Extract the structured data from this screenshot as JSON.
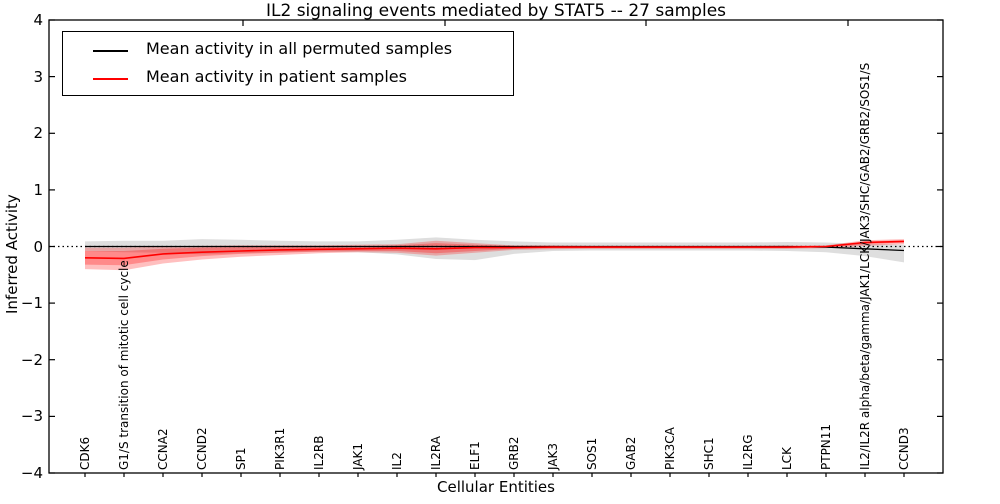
{
  "title": "IL2 signaling events mediated by STAT5 -- 27 samples",
  "axes": {
    "x_label": "Cellular Entities",
    "y_label": "Inferred Activity",
    "y_ticks": [
      "4",
      "3",
      "2",
      "1",
      "0",
      "−1",
      "−2",
      "−3",
      "−4"
    ],
    "y_tick_values": [
      4,
      3,
      2,
      1,
      0,
      -1,
      -2,
      -3,
      -4
    ]
  },
  "legend": {
    "items": [
      {
        "label": "Mean activity in all permuted samples",
        "color": "#000000"
      },
      {
        "label": "Mean activity in patient samples",
        "color": "#ff0000"
      }
    ]
  },
  "colors": {
    "permuted_line": "#000000",
    "patient_line": "#ff0000",
    "zero_line": "#000000"
  },
  "chart_data": {
    "type": "line",
    "title": "IL2 signaling events mediated by STAT5 -- 27 samples",
    "xlabel": "Cellular Entities",
    "ylabel": "Inferred Activity",
    "ylim": [
      -4,
      4
    ],
    "reference_line_y": 0,
    "grid": false,
    "legend_position": "upper left",
    "categories": [
      "CDK6",
      "G1/S transition of mitotic cell cycle",
      "CCNA2",
      "CCND2",
      "SP1",
      "PIK3R1",
      "IL2RB",
      "JAK1",
      "IL2",
      "IL2RA",
      "ELF1",
      "GRB2",
      "JAK3",
      "SOS1",
      "GAB2",
      "PIK3CA",
      "SHC1",
      "IL2RG",
      "LCK",
      "PTPN11",
      "IL2/IL2R alpha/beta/gamma/JAK1/LCK/JAK3/SHC/GAB2/GRB2/SOS1/S",
      "CCND3"
    ],
    "series": [
      {
        "name": "Mean activity in all permuted samples",
        "color": "#000000",
        "values": [
          0.0,
          0.0,
          0.0,
          0.0,
          0.0,
          0.0,
          0.0,
          0.0,
          0.0,
          0.0,
          0.0,
          0.0,
          0.0,
          0.0,
          0.0,
          0.0,
          0.0,
          0.0,
          0.0,
          -0.01,
          -0.04,
          -0.07
        ],
        "band_upper": [
          0.09,
          0.1,
          0.1,
          0.13,
          0.12,
          0.1,
          0.09,
          0.09,
          0.12,
          0.16,
          0.12,
          0.09,
          0.07,
          0.07,
          0.07,
          0.07,
          0.07,
          0.07,
          0.08,
          0.07,
          0.05,
          0.03
        ],
        "band_lower": [
          -0.08,
          -0.1,
          -0.11,
          -0.14,
          -0.12,
          -0.1,
          -0.09,
          -0.1,
          -0.14,
          -0.22,
          -0.24,
          -0.13,
          -0.08,
          -0.07,
          -0.07,
          -0.07,
          -0.07,
          -0.07,
          -0.08,
          -0.1,
          -0.17,
          -0.28
        ]
      },
      {
        "name": "Mean activity in patient samples",
        "color": "#ff0000",
        "values": [
          -0.2,
          -0.21,
          -0.13,
          -0.1,
          -0.08,
          -0.06,
          -0.05,
          -0.04,
          -0.03,
          -0.04,
          -0.02,
          -0.02,
          -0.01,
          -0.01,
          -0.01,
          -0.01,
          -0.01,
          -0.01,
          -0.01,
          0.0,
          0.07,
          0.09
        ],
        "band_upper": [
          -0.02,
          -0.02,
          0.0,
          0.01,
          0.02,
          0.02,
          0.02,
          0.03,
          0.04,
          0.1,
          0.06,
          0.02,
          0.02,
          0.01,
          0.01,
          0.01,
          0.01,
          0.01,
          0.02,
          0.02,
          0.11,
          0.13
        ],
        "band_lower": [
          -0.4,
          -0.42,
          -0.3,
          -0.23,
          -0.18,
          -0.15,
          -0.12,
          -0.1,
          -0.11,
          -0.16,
          -0.11,
          -0.06,
          -0.05,
          -0.04,
          -0.04,
          -0.04,
          -0.04,
          -0.04,
          -0.04,
          -0.03,
          0.01,
          0.04
        ],
        "inner_band_upper": [
          -0.08,
          -0.08,
          -0.04,
          -0.02,
          -0.01,
          0.0,
          0.0,
          0.0,
          0.02,
          0.06,
          0.03,
          0.01,
          0.01,
          0.0,
          0.0,
          0.0,
          0.0,
          0.0,
          0.0,
          0.01,
          0.09,
          0.11
        ],
        "inner_band_lower": [
          -0.32,
          -0.33,
          -0.23,
          -0.17,
          -0.13,
          -0.11,
          -0.09,
          -0.08,
          -0.08,
          -0.12,
          -0.08,
          -0.04,
          -0.03,
          -0.03,
          -0.03,
          -0.03,
          -0.03,
          -0.03,
          -0.03,
          -0.02,
          0.04,
          0.07
        ]
      }
    ]
  }
}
——
Repeat the entries exactly. Pictures are excluded from the copy.

_Worked solution_.
Extract the structured data from this screenshot as JSON.
{
  "title": "IL2 signaling events mediated by STAT5 -- 27 samples",
  "axes": {
    "x_label": "Cellular Entities",
    "y_label": "Inferred Activity",
    "y_ticks": [
      "4",
      "3",
      "2",
      "1",
      "0",
      "−1",
      "−2",
      "−3",
      "−4"
    ],
    "y_tick_values": [
      4,
      3,
      2,
      1,
      0,
      -1,
      -2,
      -3,
      -4
    ]
  },
  "legend": {
    "items": [
      {
        "label": "Mean activity in all permuted samples",
        "color": "#000000"
      },
      {
        "label": "Mean activity in patient samples",
        "color": "#ff0000"
      }
    ]
  },
  "colors": {
    "permuted_line": "#000000",
    "patient_line": "#ff0000",
    "zero_line": "#000000"
  },
  "chart_data": {
    "type": "line",
    "title": "IL2 signaling events mediated by STAT5 -- 27 samples",
    "xlabel": "Cellular Entities",
    "ylabel": "Inferred Activity",
    "ylim": [
      -4,
      4
    ],
    "reference_line_y": 0,
    "grid": false,
    "legend_position": "upper left",
    "categories": [
      "CDK6",
      "G1/S transition of mitotic cell cycle",
      "CCNA2",
      "CCND2",
      "SP1",
      "PIK3R1",
      "IL2RB",
      "JAK1",
      "IL2",
      "IL2RA",
      "ELF1",
      "GRB2",
      "JAK3",
      "SOS1",
      "GAB2",
      "PIK3CA",
      "SHC1",
      "IL2RG",
      "LCK",
      "PTPN11",
      "IL2/IL2R alpha/beta/gamma/JAK1/LCK/JAK3/SHC/GAB2/GRB2/SOS1/S",
      "CCND3"
    ],
    "series": [
      {
        "name": "Mean activity in all permuted samples",
        "color": "#000000",
        "values": [
          0.0,
          0.0,
          0.0,
          0.0,
          0.0,
          0.0,
          0.0,
          0.0,
          0.0,
          0.0,
          0.0,
          0.0,
          0.0,
          0.0,
          0.0,
          0.0,
          0.0,
          0.0,
          0.0,
          -0.01,
          -0.04,
          -0.07
        ],
        "band_upper": [
          0.09,
          0.1,
          0.1,
          0.13,
          0.12,
          0.1,
          0.09,
          0.09,
          0.12,
          0.16,
          0.12,
          0.09,
          0.07,
          0.07,
          0.07,
          0.07,
          0.07,
          0.07,
          0.08,
          0.07,
          0.05,
          0.03
        ],
        "band_lower": [
          -0.08,
          -0.1,
          -0.11,
          -0.14,
          -0.12,
          -0.1,
          -0.09,
          -0.1,
          -0.14,
          -0.22,
          -0.24,
          -0.13,
          -0.08,
          -0.07,
          -0.07,
          -0.07,
          -0.07,
          -0.07,
          -0.08,
          -0.1,
          -0.17,
          -0.28
        ]
      },
      {
        "name": "Mean activity in patient samples",
        "color": "#ff0000",
        "values": [
          -0.2,
          -0.21,
          -0.13,
          -0.1,
          -0.08,
          -0.06,
          -0.05,
          -0.04,
          -0.03,
          -0.04,
          -0.02,
          -0.02,
          -0.01,
          -0.01,
          -0.01,
          -0.01,
          -0.01,
          -0.01,
          -0.01,
          0.0,
          0.07,
          0.09
        ],
        "band_upper": [
          -0.02,
          -0.02,
          0.0,
          0.01,
          0.02,
          0.02,
          0.02,
          0.03,
          0.04,
          0.1,
          0.06,
          0.02,
          0.02,
          0.01,
          0.01,
          0.01,
          0.01,
          0.01,
          0.02,
          0.02,
          0.11,
          0.13
        ],
        "band_lower": [
          -0.4,
          -0.42,
          -0.3,
          -0.23,
          -0.18,
          -0.15,
          -0.12,
          -0.1,
          -0.11,
          -0.16,
          -0.11,
          -0.06,
          -0.05,
          -0.04,
          -0.04,
          -0.04,
          -0.04,
          -0.04,
          -0.04,
          -0.03,
          0.01,
          0.04
        ],
        "inner_band_upper": [
          -0.08,
          -0.08,
          -0.04,
          -0.02,
          -0.01,
          0.0,
          0.0,
          0.0,
          0.02,
          0.06,
          0.03,
          0.01,
          0.01,
          0.0,
          0.0,
          0.0,
          0.0,
          0.0,
          0.0,
          0.01,
          0.09,
          0.11
        ],
        "inner_band_lower": [
          -0.32,
          -0.33,
          -0.23,
          -0.17,
          -0.13,
          -0.11,
          -0.09,
          -0.08,
          -0.08,
          -0.12,
          -0.08,
          -0.04,
          -0.03,
          -0.03,
          -0.03,
          -0.03,
          -0.03,
          -0.03,
          -0.03,
          -0.02,
          0.04,
          0.07
        ]
      }
    ]
  }
}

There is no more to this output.